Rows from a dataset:
══════════

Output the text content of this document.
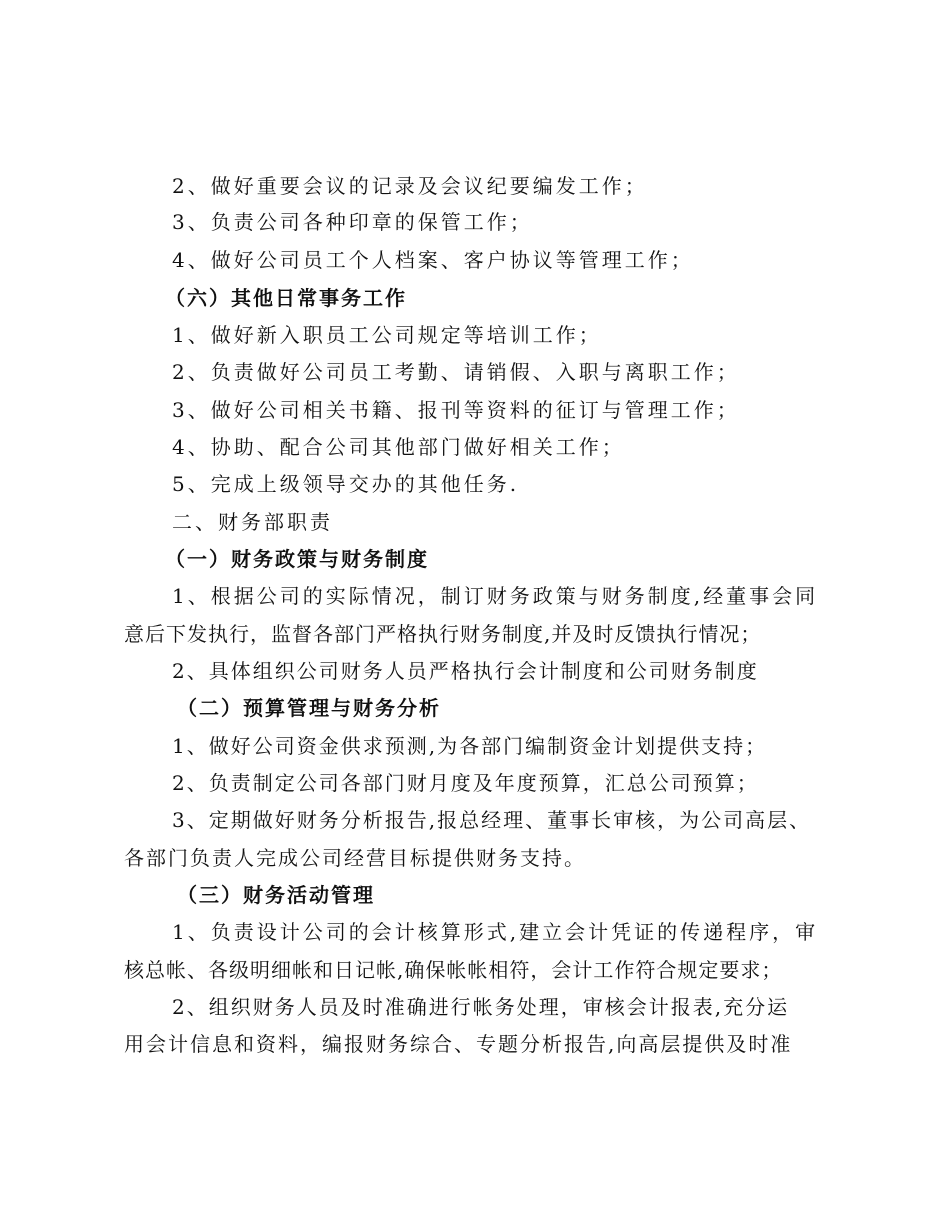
2、做好重要会议的记录及会议纪要编发工作；
3、负责公司各种印章的保管工作；
4、做好公司员工个人档案、客户协议等管理工作；
（六）其他日常事务工作
1、做好新入职员工公司规定等培训工作；
2、负责做好公司员工考勤、请销假、入职与离职工作；
3、做好公司相关书籍、报刊等资料的征订与管理工作；
4、协助、配合公司其他部门做好相关工作；
5、完成上级领导交办的其他任务.
二、财务部职责
（一）财务政策与财务制度
1、根据公司的实际情况，制订财务政策与财务制度,经董事会同
意后下发执行，监督各部门严格执行财务制度,并及时反馈执行情况；
2、具体组织公司财务人员严格执行会计制度和公司财务制度
（二）预算管理与财务分析
1、做好公司资金供求预测,为各部门编制资金计划提供支持；
2、负责制定公司各部门财月度及年度预算，汇总公司预算；
3、定期做好财务分析报告,报总经理、董事长审核，为公司高层、
各部门负责人完成公司经营目标提供财务支持。
（三）财务活动管理
1、负责设计公司的会计核算形式,建立会计凭证的传递程序，审
核总帐、各级明细帐和日记帐,确保帐帐相符，会计工作符合规定要求；
2、组织财务人员及时准确进行帐务处理，审核会计报表,充分运
用会计信息和资料，编报财务综合、专题分析报告,向高层提供及时准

══════════

SET TASK: Print the listing above in full, exactly as written. Omit any pictures.

RESULT FOR THIS TASK:
Output the text content of this document.
2、做好重要会议的记录及会议纪要编发工作；
3、负责公司各种印章的保管工作；
4、做好公司员工个人档案、客户协议等管理工作；
（六）其他日常事务工作
1、做好新入职员工公司规定等培训工作；
2、负责做好公司员工考勤、请销假、入职与离职工作；
3、做好公司相关书籍、报刊等资料的征订与管理工作；
4、协助、配合公司其他部门做好相关工作；
5、完成上级领导交办的其他任务.
二、财务部职责
（一）财务政策与财务制度
1、根据公司的实际情况，制订财务政策与财务制度,经董事会同
意后下发执行，监督各部门严格执行财务制度,并及时反馈执行情况；
2、具体组织公司财务人员严格执行会计制度和公司财务制度
（二）预算管理与财务分析
1、做好公司资金供求预测,为各部门编制资金计划提供支持；
2、负责制定公司各部门财月度及年度预算，汇总公司预算；
3、定期做好财务分析报告,报总经理、董事长审核，为公司高层、
各部门负责人完成公司经营目标提供财务支持。
（三）财务活动管理
1、负责设计公司的会计核算形式,建立会计凭证的传递程序，审
核总帐、各级明细帐和日记帐,确保帐帐相符，会计工作符合规定要求；
2、组织财务人员及时准确进行帐务处理，审核会计报表,充分运
用会计信息和资料，编报财务综合、专题分析报告,向高层提供及时准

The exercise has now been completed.